## WHAT YOU WILL DO
Return, without any change, the part of the rows that opens with the line containing "bar-d11-cs312 xyxy=(1676,424,1697,862)" and closes with the line containing "legend-swatch-d11 xyxy=(1863,398,1887,422)", including both of those lines.

## TASK DATA
* * * *

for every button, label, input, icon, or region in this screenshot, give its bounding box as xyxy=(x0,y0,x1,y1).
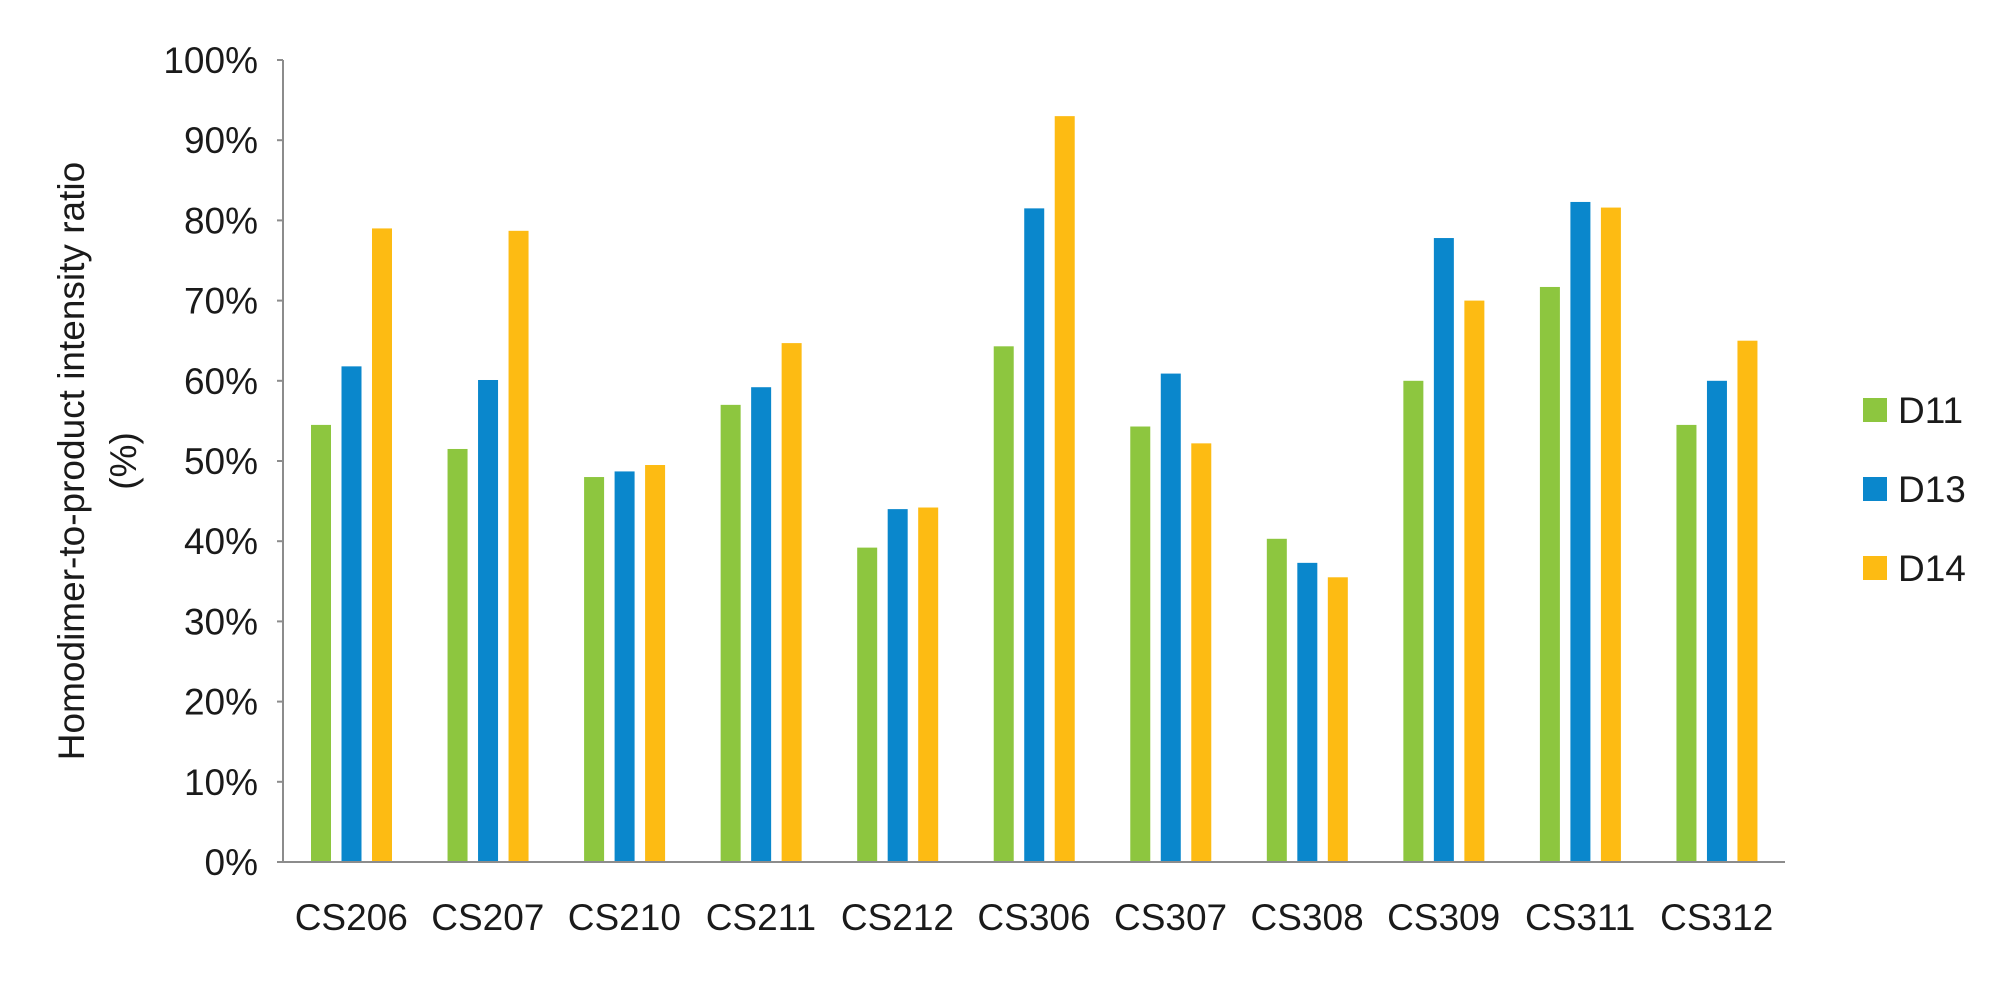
bar-d11-cs312 xyxy=(1676,424,1697,862)
x-category-label: CS210 xyxy=(568,897,681,938)
legend-label-d13: D13 xyxy=(1898,469,1966,510)
y-tick-label: 20% xyxy=(184,682,258,723)
bar-d14-cs307 xyxy=(1191,443,1212,862)
y-tick-label: 90% xyxy=(184,120,258,161)
y-axis-title-line-2: (%) xyxy=(103,432,144,490)
bars xyxy=(311,116,1758,863)
bar-d13-cs211 xyxy=(751,387,772,862)
bar-d11-cs207 xyxy=(447,448,468,862)
bar-d13-cs306 xyxy=(1024,208,1045,862)
y-tick-label: 10% xyxy=(184,762,258,803)
bar-d11-cs307 xyxy=(1130,426,1151,862)
y-tick-label: 100% xyxy=(163,40,258,81)
bar-d14-cs211 xyxy=(781,343,802,863)
bar-d13-cs212 xyxy=(887,509,908,862)
bar-d11-cs210 xyxy=(584,477,605,862)
legend-swatch-d11 xyxy=(1863,398,1887,422)
bar-d13-cs210 xyxy=(614,471,635,862)
x-category-label: CS207 xyxy=(431,897,544,938)
axes xyxy=(277,59,1785,863)
bar-d14-cs212 xyxy=(918,507,939,862)
y-tick-label: 60% xyxy=(184,361,258,402)
legend: D11 D13 D14 xyxy=(1863,390,1966,589)
bar-d11-cs211 xyxy=(720,404,741,862)
bar-d14-cs312 xyxy=(1737,340,1758,862)
y-axis-ticks: 0% 10% 20% 30% 40% 50% 60% 70% 80% 90% 100% xyxy=(163,40,258,883)
bar-d13-cs206 xyxy=(341,366,362,862)
legend-label-d11: D11 xyxy=(1898,390,1963,431)
x-category-label: CS211 xyxy=(706,897,816,938)
y-tick-label: 80% xyxy=(184,200,258,241)
y-tick-label: 40% xyxy=(184,521,258,562)
bar-d13-cs308 xyxy=(1297,562,1318,862)
x-category-label: CS212 xyxy=(841,897,954,938)
bar-d13-cs207 xyxy=(478,379,499,862)
bar-d14-cs210 xyxy=(645,465,666,862)
bar-d14-cs206 xyxy=(372,228,392,863)
x-category-label: CS307 xyxy=(1114,897,1227,938)
legend-swatch-d13 xyxy=(1863,477,1887,501)
bar-d13-cs309 xyxy=(1433,238,1454,862)
bar-d13-cs307 xyxy=(1160,373,1181,862)
legend-label-d14: D14 xyxy=(1898,548,1966,589)
bar-d11-cs212 xyxy=(857,547,878,862)
bar-d14-cs308 xyxy=(1327,577,1348,862)
y-tick-label: 50% xyxy=(184,441,258,482)
y-axis-title-line-1: Homodimer-to-product intensity ratio xyxy=(51,162,92,760)
bar-d14-cs311 xyxy=(1600,207,1621,862)
y-axis-title: Homodimer-to-product intensity ratio (%) xyxy=(51,162,144,760)
x-category-label: CS308 xyxy=(1251,897,1364,938)
x-category-label: CS312 xyxy=(1660,897,1773,938)
bar-d14-cs306 xyxy=(1054,116,1075,862)
x-category-label: CS309 xyxy=(1387,897,1500,938)
bar-d11-cs311 xyxy=(1539,286,1560,862)
bar-d13-cs312 xyxy=(1706,380,1727,862)
bar-d11-cs308 xyxy=(1266,538,1287,862)
bar-d11-cs309 xyxy=(1403,380,1424,862)
category-labels: CS206 CS207 CS210 CS211 CS212 CS306 CS307 CS308… xyxy=(295,897,1774,938)
bar-d13-cs311 xyxy=(1570,201,1591,863)
y-tick-label: 0% xyxy=(205,842,258,883)
x-category-label: CS311 xyxy=(1525,897,1635,938)
bar-d11-cs306 xyxy=(993,346,1014,863)
bar-d14-cs309 xyxy=(1464,300,1485,863)
legend-swatch-d14 xyxy=(1863,556,1887,580)
y-tick-label: 70% xyxy=(184,281,258,322)
bar-d14-cs207 xyxy=(508,230,529,863)
bar-d11-cs206 xyxy=(311,424,331,862)
y-tick-label: 30% xyxy=(184,601,258,642)
x-category-label: CS206 xyxy=(295,897,408,938)
x-category-label: CS306 xyxy=(977,897,1090,938)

* * * *

## SOLUTION TO THIS EXERCISE
bar-d11-cs312 xyxy=(1676,424,1697,862)
x-category-label: CS210 xyxy=(568,897,681,938)
legend-label-d13: D13 xyxy=(1898,469,1966,510)
y-tick-label: 20% xyxy=(184,682,258,723)
bar-d14-cs307 xyxy=(1191,443,1212,862)
y-tick-label: 90% xyxy=(184,120,258,161)
y-axis-title-line-2: (%) xyxy=(103,432,144,490)
bars xyxy=(311,116,1758,863)
bar-d13-cs211 xyxy=(751,387,772,862)
bar-d11-cs207 xyxy=(447,448,468,862)
bar-d13-cs306 xyxy=(1024,208,1045,862)
y-tick-label: 10% xyxy=(184,762,258,803)
bar-d11-cs307 xyxy=(1130,426,1151,862)
y-tick-label: 100% xyxy=(163,40,258,81)
bar-d14-cs211 xyxy=(781,343,802,863)
bar-d13-cs212 xyxy=(887,509,908,862)
bar-d11-cs210 xyxy=(584,477,605,862)
legend-swatch-d11 xyxy=(1863,398,1887,422)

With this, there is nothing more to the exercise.